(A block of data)
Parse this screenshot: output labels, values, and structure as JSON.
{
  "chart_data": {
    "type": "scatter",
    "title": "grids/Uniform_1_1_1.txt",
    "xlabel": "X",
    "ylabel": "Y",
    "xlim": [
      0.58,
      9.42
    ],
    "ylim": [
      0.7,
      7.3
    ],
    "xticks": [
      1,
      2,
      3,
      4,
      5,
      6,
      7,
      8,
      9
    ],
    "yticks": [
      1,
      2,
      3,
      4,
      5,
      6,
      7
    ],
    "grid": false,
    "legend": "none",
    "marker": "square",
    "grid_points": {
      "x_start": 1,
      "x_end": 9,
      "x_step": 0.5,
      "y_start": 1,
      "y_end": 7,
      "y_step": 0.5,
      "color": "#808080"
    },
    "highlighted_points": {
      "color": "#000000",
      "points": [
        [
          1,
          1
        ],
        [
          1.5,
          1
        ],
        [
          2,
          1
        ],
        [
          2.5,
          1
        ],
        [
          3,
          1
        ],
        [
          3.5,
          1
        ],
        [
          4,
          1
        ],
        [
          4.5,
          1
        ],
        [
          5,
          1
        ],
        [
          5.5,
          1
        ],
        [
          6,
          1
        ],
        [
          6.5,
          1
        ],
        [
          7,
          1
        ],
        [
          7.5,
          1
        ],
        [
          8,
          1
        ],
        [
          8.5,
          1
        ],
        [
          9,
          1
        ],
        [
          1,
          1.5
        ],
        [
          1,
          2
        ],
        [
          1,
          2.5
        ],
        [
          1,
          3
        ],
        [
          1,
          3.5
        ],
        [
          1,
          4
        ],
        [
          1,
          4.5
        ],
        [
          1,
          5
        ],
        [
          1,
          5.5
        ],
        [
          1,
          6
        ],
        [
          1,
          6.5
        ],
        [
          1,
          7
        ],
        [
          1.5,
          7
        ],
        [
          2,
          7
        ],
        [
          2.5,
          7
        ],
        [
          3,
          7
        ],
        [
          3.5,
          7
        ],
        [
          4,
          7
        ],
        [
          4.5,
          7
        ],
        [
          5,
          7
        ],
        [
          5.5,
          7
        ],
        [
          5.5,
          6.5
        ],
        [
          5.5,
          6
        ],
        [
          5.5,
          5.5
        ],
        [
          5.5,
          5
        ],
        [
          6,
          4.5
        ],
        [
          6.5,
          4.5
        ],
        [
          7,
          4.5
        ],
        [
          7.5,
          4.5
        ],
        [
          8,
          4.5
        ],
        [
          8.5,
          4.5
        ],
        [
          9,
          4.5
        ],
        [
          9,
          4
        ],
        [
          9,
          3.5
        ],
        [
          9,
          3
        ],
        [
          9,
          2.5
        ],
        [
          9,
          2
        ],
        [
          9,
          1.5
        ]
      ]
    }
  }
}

# WHAT THIS TASK INVOLVES:
Each record above should be returned exactly as it appears.

# RESULT:
Parse this screenshot: output labels, values, and structure as JSON.
{
  "chart_data": {
    "type": "scatter",
    "title": "grids/Uniform_1_1_1.txt",
    "xlabel": "X",
    "ylabel": "Y",
    "xlim": [
      0.58,
      9.42
    ],
    "ylim": [
      0.7,
      7.3
    ],
    "xticks": [
      1,
      2,
      3,
      4,
      5,
      6,
      7,
      8,
      9
    ],
    "yticks": [
      1,
      2,
      3,
      4,
      5,
      6,
      7
    ],
    "grid": false,
    "legend": "none",
    "marker": "square",
    "grid_points": {
      "x_start": 1,
      "x_end": 9,
      "x_step": 0.5,
      "y_start": 1,
      "y_end": 7,
      "y_step": 0.5,
      "color": "#808080"
    },
    "highlighted_points": {
      "color": "#000000",
      "points": [
        [
          1,
          1
        ],
        [
          1.5,
          1
        ],
        [
          2,
          1
        ],
        [
          2.5,
          1
        ],
        [
          3,
          1
        ],
        [
          3.5,
          1
        ],
        [
          4,
          1
        ],
        [
          4.5,
          1
        ],
        [
          5,
          1
        ],
        [
          5.5,
          1
        ],
        [
          6,
          1
        ],
        [
          6.5,
          1
        ],
        [
          7,
          1
        ],
        [
          7.5,
          1
        ],
        [
          8,
          1
        ],
        [
          8.5,
          1
        ],
        [
          9,
          1
        ],
        [
          1,
          1.5
        ],
        [
          1,
          2
        ],
        [
          1,
          2.5
        ],
        [
          1,
          3
        ],
        [
          1,
          3.5
        ],
        [
          1,
          4
        ],
        [
          1,
          4.5
        ],
        [
          1,
          5
        ],
        [
          1,
          5.5
        ],
        [
          1,
          6
        ],
        [
          1,
          6.5
        ],
        [
          1,
          7
        ],
        [
          1.5,
          7
        ],
        [
          2,
          7
        ],
        [
          2.5,
          7
        ],
        [
          3,
          7
        ],
        [
          3.5,
          7
        ],
        [
          4,
          7
        ],
        [
          4.5,
          7
        ],
        [
          5,
          7
        ],
        [
          5.5,
          7
        ],
        [
          5.5,
          6.5
        ],
        [
          5.5,
          6
        ],
        [
          5.5,
          5.5
        ],
        [
          5.5,
          5
        ],
        [
          6,
          4.5
        ],
        [
          6.5,
          4.5
        ],
        [
          7,
          4.5
        ],
        [
          7.5,
          4.5
        ],
        [
          8,
          4.5
        ],
        [
          8.5,
          4.5
        ],
        [
          9,
          4.5
        ],
        [
          9,
          4
        ],
        [
          9,
          3.5
        ],
        [
          9,
          3
        ],
        [
          9,
          2.5
        ],
        [
          9,
          2
        ],
        [
          9,
          1.5
        ]
      ]
    }
  }
}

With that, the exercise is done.